(Collected data)
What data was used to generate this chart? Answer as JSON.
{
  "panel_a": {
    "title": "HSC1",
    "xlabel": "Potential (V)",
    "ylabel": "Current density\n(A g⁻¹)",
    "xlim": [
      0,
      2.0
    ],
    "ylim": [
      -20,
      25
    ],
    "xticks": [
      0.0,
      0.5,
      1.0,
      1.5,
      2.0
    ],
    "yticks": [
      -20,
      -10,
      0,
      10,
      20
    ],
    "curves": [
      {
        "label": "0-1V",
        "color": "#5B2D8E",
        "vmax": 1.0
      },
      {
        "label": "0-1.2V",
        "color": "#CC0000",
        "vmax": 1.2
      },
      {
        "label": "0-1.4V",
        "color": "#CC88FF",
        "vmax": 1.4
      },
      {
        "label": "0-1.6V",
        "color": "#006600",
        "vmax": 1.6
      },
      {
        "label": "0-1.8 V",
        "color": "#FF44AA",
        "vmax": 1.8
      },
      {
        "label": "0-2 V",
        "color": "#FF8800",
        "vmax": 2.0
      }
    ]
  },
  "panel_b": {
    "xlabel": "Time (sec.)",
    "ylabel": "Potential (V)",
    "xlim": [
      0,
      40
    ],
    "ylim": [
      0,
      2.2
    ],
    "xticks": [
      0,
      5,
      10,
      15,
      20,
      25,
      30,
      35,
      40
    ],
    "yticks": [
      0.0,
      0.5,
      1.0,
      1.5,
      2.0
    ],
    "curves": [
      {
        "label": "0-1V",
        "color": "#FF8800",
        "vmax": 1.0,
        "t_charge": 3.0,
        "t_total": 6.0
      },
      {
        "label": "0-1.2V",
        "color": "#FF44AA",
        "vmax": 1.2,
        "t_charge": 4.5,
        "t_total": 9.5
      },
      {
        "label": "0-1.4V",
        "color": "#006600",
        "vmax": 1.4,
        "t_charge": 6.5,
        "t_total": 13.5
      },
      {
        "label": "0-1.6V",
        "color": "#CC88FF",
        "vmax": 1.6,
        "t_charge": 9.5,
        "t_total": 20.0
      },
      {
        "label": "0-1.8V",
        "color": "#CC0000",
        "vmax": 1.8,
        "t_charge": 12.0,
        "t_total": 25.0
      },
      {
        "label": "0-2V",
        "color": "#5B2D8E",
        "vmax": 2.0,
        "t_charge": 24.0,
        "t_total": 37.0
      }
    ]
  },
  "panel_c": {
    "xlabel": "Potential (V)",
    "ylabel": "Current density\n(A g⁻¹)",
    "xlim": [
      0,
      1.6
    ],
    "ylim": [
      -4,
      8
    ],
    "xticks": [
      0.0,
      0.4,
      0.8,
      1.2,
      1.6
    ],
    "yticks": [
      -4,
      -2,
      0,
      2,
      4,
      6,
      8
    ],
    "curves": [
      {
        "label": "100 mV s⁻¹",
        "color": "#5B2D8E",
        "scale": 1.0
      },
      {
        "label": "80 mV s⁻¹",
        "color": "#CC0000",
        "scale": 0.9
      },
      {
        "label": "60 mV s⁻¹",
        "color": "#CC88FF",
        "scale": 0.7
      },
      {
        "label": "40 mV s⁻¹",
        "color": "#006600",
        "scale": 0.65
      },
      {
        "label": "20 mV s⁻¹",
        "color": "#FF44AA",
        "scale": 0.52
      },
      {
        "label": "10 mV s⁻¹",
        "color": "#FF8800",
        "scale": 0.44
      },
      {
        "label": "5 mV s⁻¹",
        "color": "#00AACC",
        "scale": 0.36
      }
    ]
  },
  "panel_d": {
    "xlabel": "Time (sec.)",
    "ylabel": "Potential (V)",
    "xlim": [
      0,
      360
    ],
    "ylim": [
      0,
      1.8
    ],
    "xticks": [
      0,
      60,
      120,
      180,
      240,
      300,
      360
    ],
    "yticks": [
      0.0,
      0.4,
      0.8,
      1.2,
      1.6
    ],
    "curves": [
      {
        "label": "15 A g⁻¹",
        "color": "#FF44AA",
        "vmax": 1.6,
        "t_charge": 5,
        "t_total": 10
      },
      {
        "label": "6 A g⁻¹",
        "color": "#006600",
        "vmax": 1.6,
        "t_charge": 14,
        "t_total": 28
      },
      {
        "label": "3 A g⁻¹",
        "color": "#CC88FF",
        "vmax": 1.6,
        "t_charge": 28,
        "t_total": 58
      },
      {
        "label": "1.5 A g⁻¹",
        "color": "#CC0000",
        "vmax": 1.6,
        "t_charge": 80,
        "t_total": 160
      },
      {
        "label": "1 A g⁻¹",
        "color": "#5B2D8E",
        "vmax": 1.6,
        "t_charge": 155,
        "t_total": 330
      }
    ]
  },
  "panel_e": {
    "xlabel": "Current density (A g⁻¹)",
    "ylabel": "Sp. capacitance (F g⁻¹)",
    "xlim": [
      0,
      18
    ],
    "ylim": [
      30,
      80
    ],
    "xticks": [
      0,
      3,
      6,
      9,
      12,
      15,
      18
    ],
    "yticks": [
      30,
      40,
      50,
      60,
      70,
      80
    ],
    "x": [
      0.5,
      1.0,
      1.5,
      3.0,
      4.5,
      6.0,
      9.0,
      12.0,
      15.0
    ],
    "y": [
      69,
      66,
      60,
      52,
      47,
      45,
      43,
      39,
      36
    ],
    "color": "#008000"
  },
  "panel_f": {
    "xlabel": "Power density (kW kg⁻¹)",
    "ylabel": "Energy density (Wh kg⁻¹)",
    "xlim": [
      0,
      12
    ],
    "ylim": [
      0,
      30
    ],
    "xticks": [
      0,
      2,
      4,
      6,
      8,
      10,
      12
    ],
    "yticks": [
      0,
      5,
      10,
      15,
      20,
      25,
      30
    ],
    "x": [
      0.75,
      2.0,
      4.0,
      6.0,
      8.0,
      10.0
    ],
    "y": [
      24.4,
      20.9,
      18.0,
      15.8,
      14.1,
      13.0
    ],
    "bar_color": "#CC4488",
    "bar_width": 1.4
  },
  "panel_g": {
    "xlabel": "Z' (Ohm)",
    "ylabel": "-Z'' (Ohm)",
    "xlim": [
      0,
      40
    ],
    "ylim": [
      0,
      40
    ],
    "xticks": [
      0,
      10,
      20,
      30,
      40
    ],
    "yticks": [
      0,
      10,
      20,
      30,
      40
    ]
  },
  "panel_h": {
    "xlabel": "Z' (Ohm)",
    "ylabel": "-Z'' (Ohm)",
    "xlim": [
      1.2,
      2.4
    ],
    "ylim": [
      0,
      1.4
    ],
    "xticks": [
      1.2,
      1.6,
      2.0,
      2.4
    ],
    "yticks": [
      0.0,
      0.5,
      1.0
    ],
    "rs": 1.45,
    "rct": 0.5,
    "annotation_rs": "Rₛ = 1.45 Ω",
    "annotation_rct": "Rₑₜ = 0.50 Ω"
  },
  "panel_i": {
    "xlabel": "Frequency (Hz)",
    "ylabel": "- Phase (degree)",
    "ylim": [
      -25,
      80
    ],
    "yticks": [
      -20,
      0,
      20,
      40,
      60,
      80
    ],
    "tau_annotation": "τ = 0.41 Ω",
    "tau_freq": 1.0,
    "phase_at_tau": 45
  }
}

■ **DESCRIPTION OF THE TASK**:
Quote all of the entries exactly as they appear.

■ **TASK OUTPUT**:
What data was used to generate this chart? Answer as JSON.
{
  "panel_a": {
    "title": "HSC1",
    "xlabel": "Potential (V)",
    "ylabel": "Current density\n(A g⁻¹)",
    "xlim": [
      0,
      2.0
    ],
    "ylim": [
      -20,
      25
    ],
    "xticks": [
      0.0,
      0.5,
      1.0,
      1.5,
      2.0
    ],
    "yticks": [
      -20,
      -10,
      0,
      10,
      20
    ],
    "curves": [
      {
        "label": "0-1V",
        "color": "#5B2D8E",
        "vmax": 1.0
      },
      {
        "label": "0-1.2V",
        "color": "#CC0000",
        "vmax": 1.2
      },
      {
        "label": "0-1.4V",
        "color": "#CC88FF",
        "vmax": 1.4
      },
      {
        "label": "0-1.6V",
        "color": "#006600",
        "vmax": 1.6
      },
      {
        "label": "0-1.8 V",
        "color": "#FF44AA",
        "vmax": 1.8
      },
      {
        "label": "0-2 V",
        "color": "#FF8800",
        "vmax": 2.0
      }
    ]
  },
  "panel_b": {
    "xlabel": "Time (sec.)",
    "ylabel": "Potential (V)",
    "xlim": [
      0,
      40
    ],
    "ylim": [
      0,
      2.2
    ],
    "xticks": [
      0,
      5,
      10,
      15,
      20,
      25,
      30,
      35,
      40
    ],
    "yticks": [
      0.0,
      0.5,
      1.0,
      1.5,
      2.0
    ],
    "curves": [
      {
        "label": "0-1V",
        "color": "#FF8800",
        "vmax": 1.0,
        "t_charge": 3.0,
        "t_total": 6.0
      },
      {
        "label": "0-1.2V",
        "color": "#FF44AA",
        "vmax": 1.2,
        "t_charge": 4.5,
        "t_total": 9.5
      },
      {
        "label": "0-1.4V",
        "color": "#006600",
        "vmax": 1.4,
        "t_charge": 6.5,
        "t_total": 13.5
      },
      {
        "label": "0-1.6V",
        "color": "#CC88FF",
        "vmax": 1.6,
        "t_charge": 9.5,
        "t_total": 20.0
      },
      {
        "label": "0-1.8V",
        "color": "#CC0000",
        "vmax": 1.8,
        "t_charge": 12.0,
        "t_total": 25.0
      },
      {
        "label": "0-2V",
        "color": "#5B2D8E",
        "vmax": 2.0,
        "t_charge": 24.0,
        "t_total": 37.0
      }
    ]
  },
  "panel_c": {
    "xlabel": "Potential (V)",
    "ylabel": "Current density\n(A g⁻¹)",
    "xlim": [
      0,
      1.6
    ],
    "ylim": [
      -4,
      8
    ],
    "xticks": [
      0.0,
      0.4,
      0.8,
      1.2,
      1.6
    ],
    "yticks": [
      -4,
      -2,
      0,
      2,
      4,
      6,
      8
    ],
    "curves": [
      {
        "label": "100 mV s⁻¹",
        "color": "#5B2D8E",
        "scale": 1.0
      },
      {
        "label": "80 mV s⁻¹",
        "color": "#CC0000",
        "scale": 0.9
      },
      {
        "label": "60 mV s⁻¹",
        "color": "#CC88FF",
        "scale": 0.7
      },
      {
        "label": "40 mV s⁻¹",
        "color": "#006600",
        "scale": 0.65
      },
      {
        "label": "20 mV s⁻¹",
        "color": "#FF44AA",
        "scale": 0.52
      },
      {
        "label": "10 mV s⁻¹",
        "color": "#FF8800",
        "scale": 0.44
      },
      {
        "label": "5 mV s⁻¹",
        "color": "#00AACC",
        "scale": 0.36
      }
    ]
  },
  "panel_d": {
    "xlabel": "Time (sec.)",
    "ylabel": "Potential (V)",
    "xlim": [
      0,
      360
    ],
    "ylim": [
      0,
      1.8
    ],
    "xticks": [
      0,
      60,
      120,
      180,
      240,
      300,
      360
    ],
    "yticks": [
      0.0,
      0.4,
      0.8,
      1.2,
      1.6
    ],
    "curves": [
      {
        "label": "15 A g⁻¹",
        "color": "#FF44AA",
        "vmax": 1.6,
        "t_charge": 5,
        "t_total": 10
      },
      {
        "label": "6 A g⁻¹",
        "color": "#006600",
        "vmax": 1.6,
        "t_charge": 14,
        "t_total": 28
      },
      {
        "label": "3 A g⁻¹",
        "color": "#CC88FF",
        "vmax": 1.6,
        "t_charge": 28,
        "t_total": 58
      },
      {
        "label": "1.5 A g⁻¹",
        "color": "#CC0000",
        "vmax": 1.6,
        "t_charge": 80,
        "t_total": 160
      },
      {
        "label": "1 A g⁻¹",
        "color": "#5B2D8E",
        "vmax": 1.6,
        "t_charge": 155,
        "t_total": 330
      }
    ]
  },
  "panel_e": {
    "xlabel": "Current density (A g⁻¹)",
    "ylabel": "Sp. capacitance (F g⁻¹)",
    "xlim": [
      0,
      18
    ],
    "ylim": [
      30,
      80
    ],
    "xticks": [
      0,
      3,
      6,
      9,
      12,
      15,
      18
    ],
    "yticks": [
      30,
      40,
      50,
      60,
      70,
      80
    ],
    "x": [
      0.5,
      1.0,
      1.5,
      3.0,
      4.5,
      6.0,
      9.0,
      12.0,
      15.0
    ],
    "y": [
      69,
      66,
      60,
      52,
      47,
      45,
      43,
      39,
      36
    ],
    "color": "#008000"
  },
  "panel_f": {
    "xlabel": "Power density (kW kg⁻¹)",
    "ylabel": "Energy density (Wh kg⁻¹)",
    "xlim": [
      0,
      12
    ],
    "ylim": [
      0,
      30
    ],
    "xticks": [
      0,
      2,
      4,
      6,
      8,
      10,
      12
    ],
    "yticks": [
      0,
      5,
      10,
      15,
      20,
      25,
      30
    ],
    "x": [
      0.75,
      2.0,
      4.0,
      6.0,
      8.0,
      10.0
    ],
    "y": [
      24.4,
      20.9,
      18.0,
      15.8,
      14.1,
      13.0
    ],
    "bar_color": "#CC4488",
    "bar_width": 1.4
  },
  "panel_g": {
    "xlabel": "Z' (Ohm)",
    "ylabel": "-Z'' (Ohm)",
    "xlim": [
      0,
      40
    ],
    "ylim": [
      0,
      40
    ],
    "xticks": [
      0,
      10,
      20,
      30,
      40
    ],
    "yticks": [
      0,
      10,
      20,
      30,
      40
    ]
  },
  "panel_h": {
    "xlabel": "Z' (Ohm)",
    "ylabel": "-Z'' (Ohm)",
    "xlim": [
      1.2,
      2.4
    ],
    "ylim": [
      0,
      1.4
    ],
    "xticks": [
      1.2,
      1.6,
      2.0,
      2.4
    ],
    "yticks": [
      0.0,
      0.5,
      1.0
    ],
    "rs": 1.45,
    "rct": 0.5,
    "annotation_rs": "Rₛ = 1.45 Ω",
    "annotation_rct": "Rₑₜ = 0.50 Ω"
  },
  "panel_i": {
    "xlabel": "Frequency (Hz)",
    "ylabel": "- Phase (degree)",
    "ylim": [
      -25,
      80
    ],
    "yticks": [
      -20,
      0,
      20,
      40,
      60,
      80
    ],
    "tau_annotation": "τ = 0.41 Ω",
    "tau_freq": 1.0,
    "phase_at_tau": 45
  }
}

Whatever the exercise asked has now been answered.